### 抜粋

常陸国 松岡陣屋

松岡陣屋址 春嵐公園アプローチ広場

所在地:茨城県高萩市下手綱

■■駐車場:  あり■■
■■御手洗:  あり■■

遺構保存度:★☆■■■
公園整備度:★☆■■■



平安期から続くとの伝承が残る古城。中世城郭としては山城の形態を成し「龍子山城」の
名を有し、近世になると山麓が陣屋として用いられるようになり「松岡陣屋」と称されたが
総称として「松岡城」と呼ばれる事が多い。他に「手綱城」の別名も。
「高萩市史」等の史料上には、平安時代中期にあたる959年(天徳3年)頃に常陸介
平盛員(もりかず)が「龍狐山(龍子山)城」を築いたとある。これに前後する958年(天徳2年)
市内の北久保天満宮に龍狐山城主・常陸介成定が勘請したと記録もあり、この成定が
盛員の事であると比定できよう。1016年(長和5年)には天楠太郎政秀という者、また
鎌倉幕府が成立した1192年(建久3年)の領主として手綱太郎なる人物が居住したとされ
或いは鎌倉後期の1318年(文保2年)龍狐山城主に植田小四郎という名が残されている。

### 抽出データ
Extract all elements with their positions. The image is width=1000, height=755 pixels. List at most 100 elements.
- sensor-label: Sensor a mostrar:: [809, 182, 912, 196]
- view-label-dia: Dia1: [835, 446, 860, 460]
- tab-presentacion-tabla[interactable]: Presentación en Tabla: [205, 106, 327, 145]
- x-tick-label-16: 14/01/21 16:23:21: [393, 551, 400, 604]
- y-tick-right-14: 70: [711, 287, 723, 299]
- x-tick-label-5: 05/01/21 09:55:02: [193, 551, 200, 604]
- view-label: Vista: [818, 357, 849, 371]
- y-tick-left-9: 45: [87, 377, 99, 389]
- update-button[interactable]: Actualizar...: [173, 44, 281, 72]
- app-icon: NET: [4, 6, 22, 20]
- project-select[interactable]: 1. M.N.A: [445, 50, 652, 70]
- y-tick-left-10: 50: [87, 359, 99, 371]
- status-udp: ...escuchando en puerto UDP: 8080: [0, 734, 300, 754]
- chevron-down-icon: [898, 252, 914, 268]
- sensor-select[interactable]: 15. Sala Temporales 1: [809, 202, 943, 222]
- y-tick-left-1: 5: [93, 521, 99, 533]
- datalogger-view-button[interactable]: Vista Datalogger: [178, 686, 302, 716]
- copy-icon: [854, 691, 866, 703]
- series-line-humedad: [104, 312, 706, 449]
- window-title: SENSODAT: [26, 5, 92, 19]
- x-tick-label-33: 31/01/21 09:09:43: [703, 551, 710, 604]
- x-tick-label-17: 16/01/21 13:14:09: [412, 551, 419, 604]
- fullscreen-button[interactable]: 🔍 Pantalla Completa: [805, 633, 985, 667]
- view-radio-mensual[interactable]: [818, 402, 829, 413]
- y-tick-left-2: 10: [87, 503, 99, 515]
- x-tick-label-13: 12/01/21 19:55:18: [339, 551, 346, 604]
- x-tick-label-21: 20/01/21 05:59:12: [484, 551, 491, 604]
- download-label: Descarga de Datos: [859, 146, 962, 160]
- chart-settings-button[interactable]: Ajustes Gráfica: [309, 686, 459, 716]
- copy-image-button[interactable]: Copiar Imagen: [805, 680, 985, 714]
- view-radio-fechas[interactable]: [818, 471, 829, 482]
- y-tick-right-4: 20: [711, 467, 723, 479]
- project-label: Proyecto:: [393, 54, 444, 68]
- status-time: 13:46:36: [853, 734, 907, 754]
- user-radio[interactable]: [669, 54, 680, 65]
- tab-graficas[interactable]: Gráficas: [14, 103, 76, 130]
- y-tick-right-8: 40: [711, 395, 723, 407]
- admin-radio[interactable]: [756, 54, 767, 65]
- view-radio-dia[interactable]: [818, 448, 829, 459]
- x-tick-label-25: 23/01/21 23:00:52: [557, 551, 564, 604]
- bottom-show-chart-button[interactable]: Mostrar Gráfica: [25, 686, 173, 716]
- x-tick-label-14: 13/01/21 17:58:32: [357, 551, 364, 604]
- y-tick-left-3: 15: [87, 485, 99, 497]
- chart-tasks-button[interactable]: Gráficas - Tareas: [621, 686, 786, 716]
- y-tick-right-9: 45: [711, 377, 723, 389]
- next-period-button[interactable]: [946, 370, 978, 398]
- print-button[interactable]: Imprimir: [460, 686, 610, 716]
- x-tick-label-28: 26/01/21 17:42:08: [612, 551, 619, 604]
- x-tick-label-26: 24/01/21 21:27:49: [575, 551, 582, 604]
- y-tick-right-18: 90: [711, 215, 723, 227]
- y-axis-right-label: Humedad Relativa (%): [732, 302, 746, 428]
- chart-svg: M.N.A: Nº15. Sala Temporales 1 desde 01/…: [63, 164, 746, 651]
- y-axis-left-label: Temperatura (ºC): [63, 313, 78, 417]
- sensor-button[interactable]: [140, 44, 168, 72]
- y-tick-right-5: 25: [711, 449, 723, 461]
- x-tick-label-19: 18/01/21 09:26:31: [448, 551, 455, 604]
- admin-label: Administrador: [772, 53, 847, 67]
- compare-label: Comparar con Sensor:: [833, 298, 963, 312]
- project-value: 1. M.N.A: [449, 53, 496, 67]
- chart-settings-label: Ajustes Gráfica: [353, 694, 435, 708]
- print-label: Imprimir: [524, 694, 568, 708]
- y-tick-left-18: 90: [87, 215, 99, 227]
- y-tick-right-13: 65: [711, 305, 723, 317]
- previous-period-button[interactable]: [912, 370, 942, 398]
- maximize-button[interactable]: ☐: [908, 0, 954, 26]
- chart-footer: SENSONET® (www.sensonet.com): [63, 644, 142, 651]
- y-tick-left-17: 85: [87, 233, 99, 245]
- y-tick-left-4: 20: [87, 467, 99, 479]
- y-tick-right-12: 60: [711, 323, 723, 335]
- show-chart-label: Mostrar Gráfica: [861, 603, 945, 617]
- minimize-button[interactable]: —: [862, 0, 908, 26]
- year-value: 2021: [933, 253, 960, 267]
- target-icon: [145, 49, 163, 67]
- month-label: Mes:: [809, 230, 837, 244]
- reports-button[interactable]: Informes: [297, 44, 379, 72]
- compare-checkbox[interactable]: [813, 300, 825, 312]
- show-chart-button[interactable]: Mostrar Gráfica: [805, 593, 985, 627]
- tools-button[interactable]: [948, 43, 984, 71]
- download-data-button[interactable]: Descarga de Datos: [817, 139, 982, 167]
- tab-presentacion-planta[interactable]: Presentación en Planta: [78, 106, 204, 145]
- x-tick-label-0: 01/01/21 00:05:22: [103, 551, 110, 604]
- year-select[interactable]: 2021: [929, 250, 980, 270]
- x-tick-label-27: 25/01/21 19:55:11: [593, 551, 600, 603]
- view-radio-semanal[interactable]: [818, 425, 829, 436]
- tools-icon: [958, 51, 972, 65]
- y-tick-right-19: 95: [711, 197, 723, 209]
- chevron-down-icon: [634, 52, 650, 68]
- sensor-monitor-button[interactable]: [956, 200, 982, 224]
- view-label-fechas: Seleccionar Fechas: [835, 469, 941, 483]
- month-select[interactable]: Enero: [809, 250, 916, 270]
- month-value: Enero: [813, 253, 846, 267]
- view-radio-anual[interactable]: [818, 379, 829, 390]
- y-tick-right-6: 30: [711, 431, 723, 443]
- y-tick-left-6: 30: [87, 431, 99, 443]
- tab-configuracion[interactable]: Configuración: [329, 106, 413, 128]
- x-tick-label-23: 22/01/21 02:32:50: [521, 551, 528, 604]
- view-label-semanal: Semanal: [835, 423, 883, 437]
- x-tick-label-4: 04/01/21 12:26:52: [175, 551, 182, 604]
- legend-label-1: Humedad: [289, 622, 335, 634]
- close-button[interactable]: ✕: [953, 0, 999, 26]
--
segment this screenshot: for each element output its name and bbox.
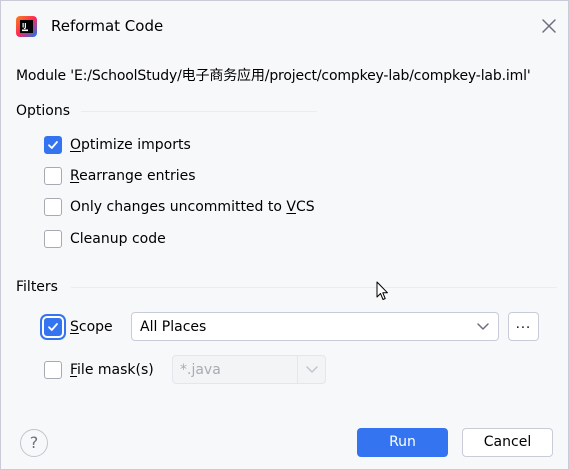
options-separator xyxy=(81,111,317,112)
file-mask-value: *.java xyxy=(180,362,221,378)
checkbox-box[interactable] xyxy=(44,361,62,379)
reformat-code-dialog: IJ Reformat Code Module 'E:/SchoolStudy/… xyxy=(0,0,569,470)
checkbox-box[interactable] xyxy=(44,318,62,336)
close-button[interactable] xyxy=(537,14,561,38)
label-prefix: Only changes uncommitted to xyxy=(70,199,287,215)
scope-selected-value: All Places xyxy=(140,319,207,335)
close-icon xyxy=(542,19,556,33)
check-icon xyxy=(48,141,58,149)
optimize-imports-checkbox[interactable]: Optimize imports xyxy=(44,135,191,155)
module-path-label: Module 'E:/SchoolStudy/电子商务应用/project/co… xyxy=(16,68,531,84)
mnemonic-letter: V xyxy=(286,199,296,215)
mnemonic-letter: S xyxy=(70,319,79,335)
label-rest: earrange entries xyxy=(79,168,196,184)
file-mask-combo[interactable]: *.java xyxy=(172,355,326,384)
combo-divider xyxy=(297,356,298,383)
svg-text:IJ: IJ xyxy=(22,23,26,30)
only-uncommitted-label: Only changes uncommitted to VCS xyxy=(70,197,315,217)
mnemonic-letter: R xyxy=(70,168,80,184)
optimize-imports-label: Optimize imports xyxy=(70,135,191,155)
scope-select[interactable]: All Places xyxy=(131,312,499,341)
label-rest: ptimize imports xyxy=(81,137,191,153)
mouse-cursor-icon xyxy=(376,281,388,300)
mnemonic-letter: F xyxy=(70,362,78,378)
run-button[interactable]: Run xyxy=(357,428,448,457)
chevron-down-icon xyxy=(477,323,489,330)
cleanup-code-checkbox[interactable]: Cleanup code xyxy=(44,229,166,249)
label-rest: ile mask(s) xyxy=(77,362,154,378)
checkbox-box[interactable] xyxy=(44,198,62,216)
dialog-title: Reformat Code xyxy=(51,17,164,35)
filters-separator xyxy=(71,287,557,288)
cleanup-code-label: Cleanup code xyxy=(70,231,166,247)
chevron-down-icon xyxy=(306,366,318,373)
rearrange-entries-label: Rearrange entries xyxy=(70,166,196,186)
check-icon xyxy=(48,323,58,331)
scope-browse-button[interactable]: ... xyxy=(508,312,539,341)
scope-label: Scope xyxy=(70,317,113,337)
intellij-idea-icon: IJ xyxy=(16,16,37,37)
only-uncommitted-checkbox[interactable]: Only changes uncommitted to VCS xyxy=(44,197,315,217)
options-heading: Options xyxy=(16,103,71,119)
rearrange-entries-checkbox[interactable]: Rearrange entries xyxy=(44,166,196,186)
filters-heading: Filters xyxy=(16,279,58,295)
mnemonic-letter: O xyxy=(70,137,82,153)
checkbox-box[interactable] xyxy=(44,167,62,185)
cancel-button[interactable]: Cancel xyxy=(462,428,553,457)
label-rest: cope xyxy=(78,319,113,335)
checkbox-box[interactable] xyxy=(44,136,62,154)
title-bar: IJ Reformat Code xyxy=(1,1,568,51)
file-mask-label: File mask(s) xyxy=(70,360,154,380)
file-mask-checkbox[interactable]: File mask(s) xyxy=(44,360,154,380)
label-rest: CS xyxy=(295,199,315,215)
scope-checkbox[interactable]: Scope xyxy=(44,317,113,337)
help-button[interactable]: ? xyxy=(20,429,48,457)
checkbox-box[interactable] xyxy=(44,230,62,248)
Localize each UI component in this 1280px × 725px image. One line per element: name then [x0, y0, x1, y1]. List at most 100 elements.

### 記述課題
松岡陣屋に関する抜粋のうち、「市内の北久保天満宮に龍狐山城主・常陸介成定が勘請したと記録もあり、この成定が」から「四郎という名が残されている。」までを原文どおりに転記せよ。

### 解答
市内の北久保天満宮に龍狐山城主・常陸介成定が勘請したと記録もあり、この成定が
盛員の事であると比定できよう。1016年(長和5年)には天楠太郎政秀という者、また
鎌倉幕府が成立した1192年(建久3年)の領主として手綱太郎なる人物が居住したとされ
或いは鎌倉後期の1318年(文保2年)龍狐山城主に植田小四郎という名が残されている。